Written exercise: Extract all lines in the data that contain the word "onsd".

┌──

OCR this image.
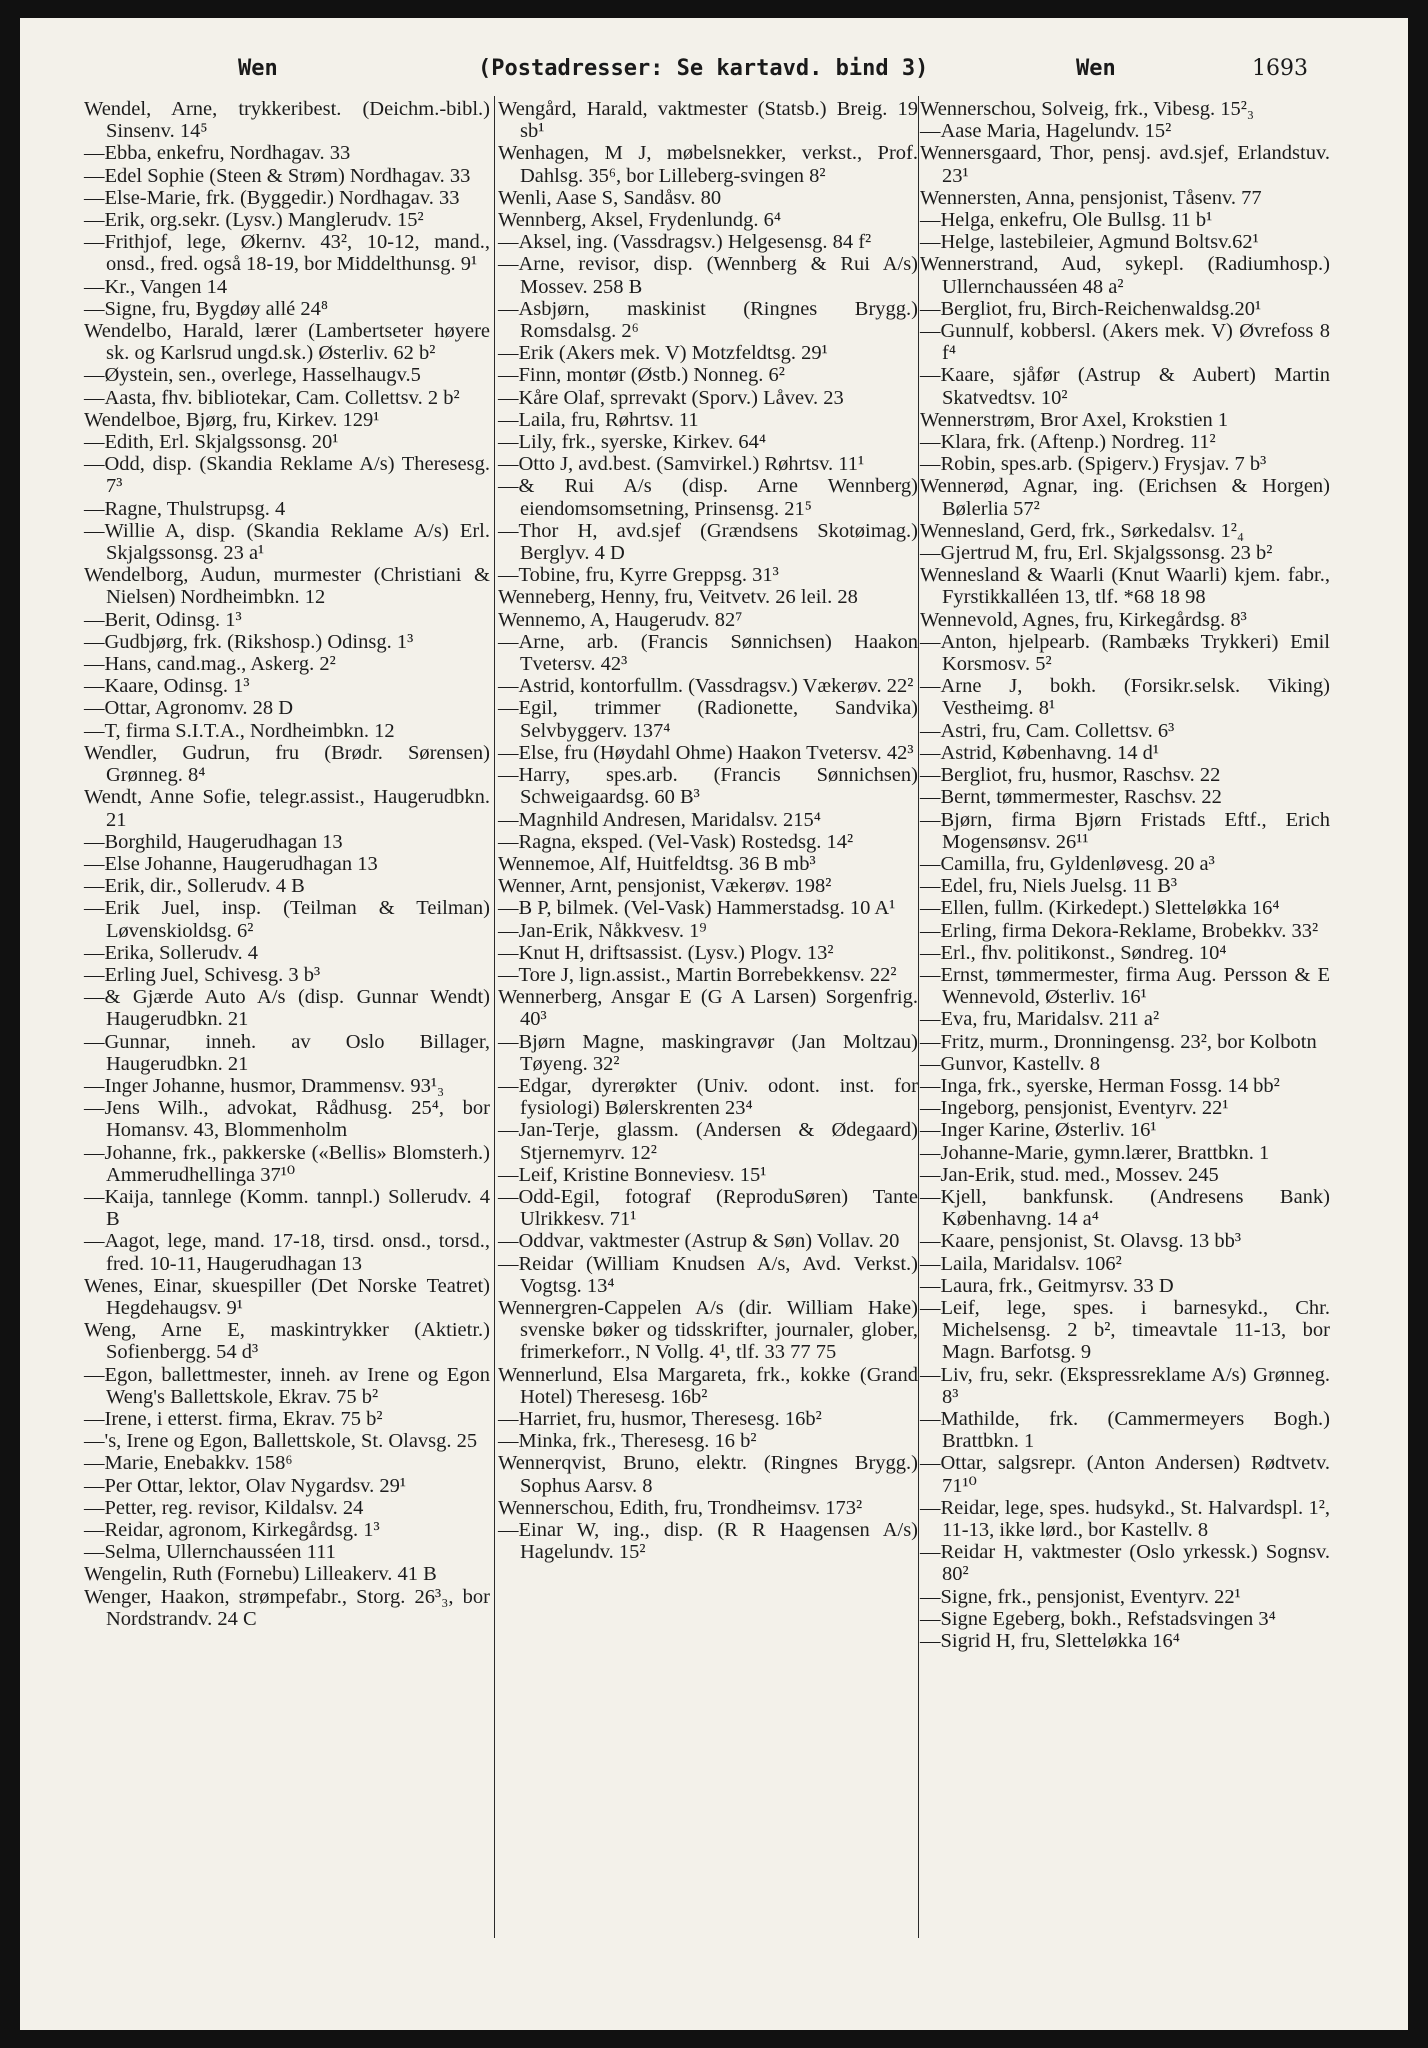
Wen	(Postadresser: Se kartavd. bind 3)	Wen	1693

Wendel, Arne, trykkeribest. (Deichm.-bibl.) Sinsenv. 14⁵

—Ebba, enkefru, Nordhagav. 33

—Edel Sophie (Steen & Strøm) Nordhagav. 33

—Else-Marie, frk. (Byggedir.) Nordhagav. 33

—Erik, org.sekr. (Lysv.) Manglerudv. 15²

—Frithjof, lege, Økernv. 43², 10-12, mand., onsd., fred. også 18-19, bor Middelthunsg. 9¹

—Kr., Vangen 14

—Signe, fru, Bygdøy allé 24⁸

Wendelbo, Harald, lærer (Lambertseter høyere sk. og Karlsrud ungd.sk.) Østerliv. 62 b²

—Øystein, sen., overlege, Hasselhaugv.5

—Aasta, fhv. bibliotekar, Cam. Collettsv. 2 b²

Wendelboe, Bjørg, fru, Kirkev. 129¹

—Edith, Erl. Skjalgssonsg. 20¹

—Odd, disp. (Skandia Reklame A/s) Theresesg. 7³

—Ragne, Thulstrupsg. 4

—Willie A, disp. (Skandia Reklame A/s) Erl. Skjalgssonsg. 23 a¹

Wendelborg, Audun, murmester (Christiani & Nielsen) Nordheimbkn. 12

—Berit, Odinsg. 1³

—Gudbjørg, frk. (Rikshosp.) Odinsg. 1³

—Hans, cand.mag., Askerg. 2²

—Kaare, Odinsg. 1³

—Ottar, Agronomv. 28 D

—T, firma S.I.T.A., Nordheimbkn. 12

Wendler, Gudrun, fru (Brødr. Sørensen) Grønneg. 8⁴

Wendt, Anne Sofie, telegr.assist., Haugerudbkn. 21

—Borghild, Haugerudhagan 13

—Else Johanne, Haugerudhagan 13

—Erik, dir., Sollerudv. 4 B

—Erik Juel, insp. (Teilman & Teilman) Løvenskioldsg. 6²

—Erika, Sollerudv. 4

—Erling Juel, Schivesg. 3 b³

—& Gjærde Auto A/s (disp. Gunnar Wendt) Haugerudbkn. 21

—Gunnar, inneh. av Oslo Billager, Haugerudbkn. 21

—Inger Johanne, husmor, Drammensv. 93¹₃

—Jens Wilh., advokat, Rådhusg. 25⁴, bor Homansv. 43, Blommenholm

—Johanne, frk., pakkerske («Bellis» Blomsterh.) Ammerudhellinga 37¹⁰

—Kaija, tannlege (Komm. tannpl.) Sollerudv. 4 B

—Aagot, lege, mand. 17-18, tirsd. onsd., torsd., fred. 10-11, Haugerudhagan 13

Wenes, Einar, skuespiller (Det Norske Teatret) Hegdehaugsv. 9¹

Weng, Arne E, maskintrykker (Aktietr.) Sofienbergg. 54 d³

—Egon, ballettmester, inneh. av Irene og Egon Weng's Ballettskole, Ekrav. 75 b²

—Irene, i etterst. firma, Ekrav. 75 b²

—'s, Irene og Egon, Ballettskole, St. Olavsg. 25

—Marie, Enebakkv. 158⁶

—Per Ottar, lektor, Olav Nygardsv. 29¹

—Petter, reg. revisor, Kildalsv. 24

—Reidar, agronom, Kirkegårdsg. 1³

—Selma, Ullernchausséen 111

Wengelin, Ruth (Fornebu) Lilleakerv. 41 B

Wenger, Haakon, strømpefabr., Storg. 26³₃, bor Nordstrandv. 24 C

Wengård, Harald, vaktmester (Statsb.) Breig. 19 sb¹

Wenhagen, M J, møbelsnekker, verkst., Prof. Dahlsg. 35⁶, bor Lilleberg-svingen 8²

Wenli, Aase S, Sandåsv. 80

Wennberg, Aksel, Frydenlundg. 6⁴

—Aksel, ing. (Vassdragsv.) Helgesensg. 84 f²

—Arne, revisor, disp. (Wennberg & Rui A/s) Mossev. 258 B

—Asbjørn, maskinist (Ringnes Brygg.) Romsdalsg. 2⁶

—Erik (Akers mek. V) Motzfeldtsg. 29¹

—Finn, montør (Østb.) Nonneg. 6²

—Kåre Olaf, sprrevakt (Sporv.) Låvev. 23

—Laila, fru, Røhrtsv. 11

—Lily, frk., syerske, Kirkev. 64⁴

—Otto J, avd.best. (Samvirkel.) Røhrtsv. 11¹

—& Rui A/s (disp. Arne Wennberg) eiendomsomsetning, Prinsensg. 21⁵

—Thor H, avd.sjef (Grændsens Skotøimag.) Berglyv. 4 D

—Tobine, fru, Kyrre Greppsg. 31³

Wenneberg, Henny, fru, Veitvetv. 26 leil. 28

Wennemo, A, Haugerudv. 82⁷

—Arne, arb. (Francis Sønnichsen) Haakon Tvetersv. 42³

—Astrid, kontorfullm. (Vassdragsv.) Vækerøv. 22²

—Egil, trimmer (Radionette, Sandvika) Selvbyggerv. 137⁴

—Else, fru (Høydahl Ohme) Haakon Tvetersv. 42³

—Harry, spes.arb. (Francis Sønnichsen) Schweigaardsg. 60 B³

—Magnhild Andresen, Maridalsv. 215⁴

—Ragna, eksped. (Vel-Vask) Rostedsg. 14²

Wennemoe, Alf, Huitfeldtsg. 36 B mb³

Wenner, Arnt, pensjonist, Vækerøv. 198²

—B P, bilmek. (Vel-Vask) Hammerstadsg. 10 A¹

—Jan-Erik, Nåkkvesv. 1⁹

—Knut H, driftsassist. (Lysv.) Plogv. 13²

—Tore J, lign.assist., Martin Borrebekkensv. 22²

Wennerberg, Ansgar E (G A Larsen) Sorgenfrig. 40³

—Bjørn Magne, maskingravør (Jan Moltzau) Tøyeng. 32²

—Edgar, dyrerøkter (Univ. odont. inst. for fysiologi) Bølerskrenten 23⁴

—Jan-Terje, glassm. (Andersen & Ødegaard) Stjernemyrv. 12²

—Leif, Kristine Bonneviesv. 15¹

—Odd-Egil, fotograf (ReproduSøren) Tante Ulrikkesv. 71¹

—Oddvar, vaktmester (Astrup & Søn) Vollav. 20

—Reidar (William Knudsen A/s, Avd. Verkst.) Vogtsg. 13⁴

Wennergren-Cappelen A/s (dir. William Hake) svenske bøker og tidsskrifter, journaler, glober, frimerkeforr., N Vollg. 4¹, tlf. 33 77 75

Wennerlund, Elsa Margareta, frk., kokke (Grand Hotel) Theresesg. 16b²

—Harriet, fru, husmor, Theresesg. 16b²

—Minka, frk., Theresesg. 16 b²

Wennerqvist, Bruno, elektr. (Ringnes Brygg.) Sophus Aarsv. 8

Wennerschou, Edith, fru, Trondheimsv. 173²

—Einar W, ing., disp. (R R Haagensen A/s) Hagelundv. 15²

Wennerschou, Solveig, frk., Vibesg. 15²₃

—Aase Maria, Hagelundv. 15²

Wennersgaard, Thor, pensj. avd.sjef, Erlandstuv. 23¹

Wennersten, Anna, pensjonist, Tåsenv. 77

—Helga, enkefru, Ole Bullsg. 11 b¹

—Helge, lastebileier, Agmund Boltsv.62¹

Wennerstrand, Aud, sykepl. (Radiumhosp.) Ullernchausséen 48 a²

—Bergliot, fru, Birch-Reichenwaldsg.20¹

—Gunnulf, kobbersl. (Akers mek. V) Øvrefoss 8 f⁴

—Kaare, sjåfør (Astrup & Aubert) Martin Skatvedtsv. 10²

Wennerstrøm, Bror Axel, Krokstien 1

—Klara, frk. (Aftenp.) Nordreg. 11²

—Robin, spes.arb. (Spigerv.) Frysjav. 7 b³

Wennerød, Agnar, ing. (Erichsen & Horgen) Bølerlia 57²

Wennesland, Gerd, frk., Sørkedalsv. 1²₄

—Gjertrud M, fru, Erl. Skjalgssonsg. 23 b²

Wennesland & Waarli (Knut Waarli) kjem. fabr., Fyrstikkalléen 13, tlf. *68 18 98

Wennevold, Agnes, fru, Kirkegårdsg. 8³

—Anton, hjelpearb. (Rambæks Trykkeri) Emil Korsmosv. 5²

—Arne J, bokh. (Forsikr.selsk. Viking) Vestheimg. 8¹

—Astri, fru, Cam. Collettsv. 6³

—Astrid, Københavng. 14 d¹

—Bergliot, fru, husmor, Raschsv. 22

—Bernt, tømmermester, Raschsv. 22

—Bjørn, firma Bjørn Fristads Eftf., Erich Mogensønsv. 26¹¹

—Camilla, fru, Gyldenløvesg. 20 a³

—Edel, fru, Niels Juelsg. 11 B³

—Ellen, fullm. (Kirkedept.) Sletteløkka 16⁴

—Erling, firma Dekora-Reklame, Brobekkv. 33²

—Erl., fhv. politikonst., Søndreg. 10⁴

—Ernst, tømmermester, firma Aug. Persson & E Wennevold, Østerliv. 16¹

—Eva, fru, Maridalsv. 211 a²

—Fritz, murm., Dronningensg. 23², bor Kolbotn

—Gunvor, Kastellv. 8

—Inga, frk., syerske, Herman Fossg. 14 bb²

—Ingeborg, pensjonist, Eventyrv. 22¹

—Inger Karine, Østerliv. 16¹

—Johanne-Marie, gymn.lærer, Brattbkn. 1

—Jan-Erik, stud. med., Mossev. 245

—Kjell, bankfunsk. (Andresens Bank) Københavng. 14 a⁴

—Kaare, pensjonist, St. Olavsg. 13 bb³

—Laila, Maridalsv. 106²

—Laura, frk., Geitmyrsv. 33 D

—Leif, lege, spes. i barnesykd., Chr. Michelsensg. 2 b², timeavtale 11-13, bor Magn. Barfotsg. 9

—Liv, fru, sekr. (Ekspressreklame A/s) Grønneg. 8³

—Mathilde, frk. (Cammermeyers Bogh.) Brattbkn. 1

—Ottar, salgsrepr. (Anton Andersen) Rødtvetv. 71¹⁰

—Reidar, lege, spes. hudsykd., St. Halvardspl. 1², 11-13, ikke lørd., bor Kastellv. 8

—Reidar H, vaktmester (Oslo yrkessk.) Sognsv. 80²

—Signe, frk., pensjonist, Eventyrv. 22¹

—Signe Egeberg, bokh., Refstadsvingen 3⁴

—Sigrid H, fru, Sletteløkka 16⁴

└──

Written reply:
—Frithjof, lege, Økernv. 43², 10-12, mand., onsd., fred. også 18-19, bor Middelthunsg. 9¹
—Aagot, lege, mand. 17-18, tirsd. onsd., torsd., fred. 10-11, Haugerudhagan 13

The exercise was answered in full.